**TASK REQUIREMENTS**:
Check each line of the material below for "data", then copy the ones that contain it.

======

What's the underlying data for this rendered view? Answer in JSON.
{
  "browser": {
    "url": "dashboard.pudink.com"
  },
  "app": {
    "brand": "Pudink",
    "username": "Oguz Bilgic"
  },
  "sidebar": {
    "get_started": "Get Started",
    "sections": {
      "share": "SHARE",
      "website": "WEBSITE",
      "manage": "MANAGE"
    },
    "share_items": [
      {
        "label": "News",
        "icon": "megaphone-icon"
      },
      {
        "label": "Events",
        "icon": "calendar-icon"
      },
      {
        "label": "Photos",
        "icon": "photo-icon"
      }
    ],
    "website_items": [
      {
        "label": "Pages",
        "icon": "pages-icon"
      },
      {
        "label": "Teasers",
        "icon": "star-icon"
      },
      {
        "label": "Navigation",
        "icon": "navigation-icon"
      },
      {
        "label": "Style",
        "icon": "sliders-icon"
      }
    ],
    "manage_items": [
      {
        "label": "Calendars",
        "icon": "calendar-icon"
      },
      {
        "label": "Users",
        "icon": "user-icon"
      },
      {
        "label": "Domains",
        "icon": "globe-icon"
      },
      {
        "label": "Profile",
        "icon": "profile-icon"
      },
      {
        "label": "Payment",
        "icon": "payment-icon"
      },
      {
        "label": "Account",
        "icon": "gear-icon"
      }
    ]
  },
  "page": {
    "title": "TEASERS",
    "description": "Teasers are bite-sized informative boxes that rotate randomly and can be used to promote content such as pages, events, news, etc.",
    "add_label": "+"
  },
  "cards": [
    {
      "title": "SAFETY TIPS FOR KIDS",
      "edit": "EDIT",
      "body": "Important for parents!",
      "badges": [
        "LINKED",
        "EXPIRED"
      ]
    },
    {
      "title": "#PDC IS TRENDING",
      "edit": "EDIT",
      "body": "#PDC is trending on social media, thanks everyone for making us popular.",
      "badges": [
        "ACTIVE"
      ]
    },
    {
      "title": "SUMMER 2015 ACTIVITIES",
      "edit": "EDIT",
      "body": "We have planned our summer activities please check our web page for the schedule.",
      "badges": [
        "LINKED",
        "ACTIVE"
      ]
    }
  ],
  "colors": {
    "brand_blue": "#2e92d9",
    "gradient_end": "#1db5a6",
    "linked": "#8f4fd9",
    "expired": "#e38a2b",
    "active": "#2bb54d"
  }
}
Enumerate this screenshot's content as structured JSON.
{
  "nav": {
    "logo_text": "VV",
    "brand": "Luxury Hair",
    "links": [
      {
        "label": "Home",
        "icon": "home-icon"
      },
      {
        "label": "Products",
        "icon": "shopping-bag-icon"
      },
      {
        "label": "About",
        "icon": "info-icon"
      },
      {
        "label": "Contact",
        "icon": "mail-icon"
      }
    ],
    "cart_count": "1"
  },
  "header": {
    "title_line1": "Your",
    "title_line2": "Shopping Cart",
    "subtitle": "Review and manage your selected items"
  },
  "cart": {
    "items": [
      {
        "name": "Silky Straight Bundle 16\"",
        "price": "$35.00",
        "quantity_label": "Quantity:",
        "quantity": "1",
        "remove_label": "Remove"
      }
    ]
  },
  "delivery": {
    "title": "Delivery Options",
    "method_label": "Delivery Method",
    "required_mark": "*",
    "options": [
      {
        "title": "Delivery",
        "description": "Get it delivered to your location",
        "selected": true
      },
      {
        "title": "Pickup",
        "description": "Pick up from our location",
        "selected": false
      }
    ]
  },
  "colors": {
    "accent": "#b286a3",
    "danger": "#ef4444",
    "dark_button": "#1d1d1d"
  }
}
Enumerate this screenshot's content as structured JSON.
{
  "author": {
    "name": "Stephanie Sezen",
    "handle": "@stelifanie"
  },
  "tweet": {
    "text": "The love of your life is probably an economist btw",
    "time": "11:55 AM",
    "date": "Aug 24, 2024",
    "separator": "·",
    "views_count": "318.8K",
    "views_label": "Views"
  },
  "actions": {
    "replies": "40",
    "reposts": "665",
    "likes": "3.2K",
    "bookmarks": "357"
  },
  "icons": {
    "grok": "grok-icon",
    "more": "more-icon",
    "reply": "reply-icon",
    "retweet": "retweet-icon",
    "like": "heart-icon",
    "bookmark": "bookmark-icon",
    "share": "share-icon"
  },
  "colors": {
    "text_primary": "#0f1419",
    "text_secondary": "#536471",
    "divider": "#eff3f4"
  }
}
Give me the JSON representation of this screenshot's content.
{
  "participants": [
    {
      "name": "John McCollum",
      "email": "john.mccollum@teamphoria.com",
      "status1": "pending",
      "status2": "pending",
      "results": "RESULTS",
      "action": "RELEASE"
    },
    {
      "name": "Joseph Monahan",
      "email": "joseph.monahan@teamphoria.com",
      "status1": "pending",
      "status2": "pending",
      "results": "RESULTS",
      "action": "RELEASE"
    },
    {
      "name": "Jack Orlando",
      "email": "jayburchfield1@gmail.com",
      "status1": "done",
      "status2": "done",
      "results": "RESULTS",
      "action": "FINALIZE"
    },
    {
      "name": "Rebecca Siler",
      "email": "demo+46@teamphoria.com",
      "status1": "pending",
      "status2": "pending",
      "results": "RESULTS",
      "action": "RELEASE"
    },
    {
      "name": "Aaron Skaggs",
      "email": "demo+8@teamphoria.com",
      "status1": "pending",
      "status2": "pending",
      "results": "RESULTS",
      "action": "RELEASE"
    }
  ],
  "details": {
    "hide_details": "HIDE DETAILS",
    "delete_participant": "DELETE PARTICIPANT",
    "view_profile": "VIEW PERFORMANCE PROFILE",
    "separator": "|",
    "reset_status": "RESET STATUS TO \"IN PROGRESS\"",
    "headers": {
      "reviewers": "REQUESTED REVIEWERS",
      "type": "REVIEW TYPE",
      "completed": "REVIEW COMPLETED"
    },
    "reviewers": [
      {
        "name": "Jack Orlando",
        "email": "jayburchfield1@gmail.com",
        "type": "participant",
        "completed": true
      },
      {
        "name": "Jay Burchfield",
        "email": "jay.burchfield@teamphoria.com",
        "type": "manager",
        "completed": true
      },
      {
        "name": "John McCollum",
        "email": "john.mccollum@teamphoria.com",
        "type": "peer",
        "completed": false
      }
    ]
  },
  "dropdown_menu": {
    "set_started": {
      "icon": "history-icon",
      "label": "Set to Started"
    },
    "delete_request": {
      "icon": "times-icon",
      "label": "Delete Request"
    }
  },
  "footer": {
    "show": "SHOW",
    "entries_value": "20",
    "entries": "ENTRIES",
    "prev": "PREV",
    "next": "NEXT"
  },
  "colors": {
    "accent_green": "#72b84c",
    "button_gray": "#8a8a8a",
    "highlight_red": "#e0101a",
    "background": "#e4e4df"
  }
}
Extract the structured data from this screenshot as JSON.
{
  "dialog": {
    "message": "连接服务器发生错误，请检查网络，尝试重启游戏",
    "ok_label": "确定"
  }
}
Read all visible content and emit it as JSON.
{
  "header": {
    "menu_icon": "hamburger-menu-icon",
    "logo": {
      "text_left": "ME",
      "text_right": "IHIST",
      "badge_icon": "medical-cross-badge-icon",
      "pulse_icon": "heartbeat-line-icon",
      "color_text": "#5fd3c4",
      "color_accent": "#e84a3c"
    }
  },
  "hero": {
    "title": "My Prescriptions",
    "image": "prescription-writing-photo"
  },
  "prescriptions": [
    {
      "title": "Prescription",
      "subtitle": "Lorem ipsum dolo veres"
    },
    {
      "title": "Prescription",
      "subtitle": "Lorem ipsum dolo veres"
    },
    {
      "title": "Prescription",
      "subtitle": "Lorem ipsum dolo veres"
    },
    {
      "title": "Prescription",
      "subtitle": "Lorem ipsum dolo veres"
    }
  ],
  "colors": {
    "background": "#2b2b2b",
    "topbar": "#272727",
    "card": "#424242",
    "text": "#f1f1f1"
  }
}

======

**RESPONSE TO THIS TASK**:
What's the underlying data for this rendered view? Answer in JSON.
Extract the structured data from this screenshot as JSON.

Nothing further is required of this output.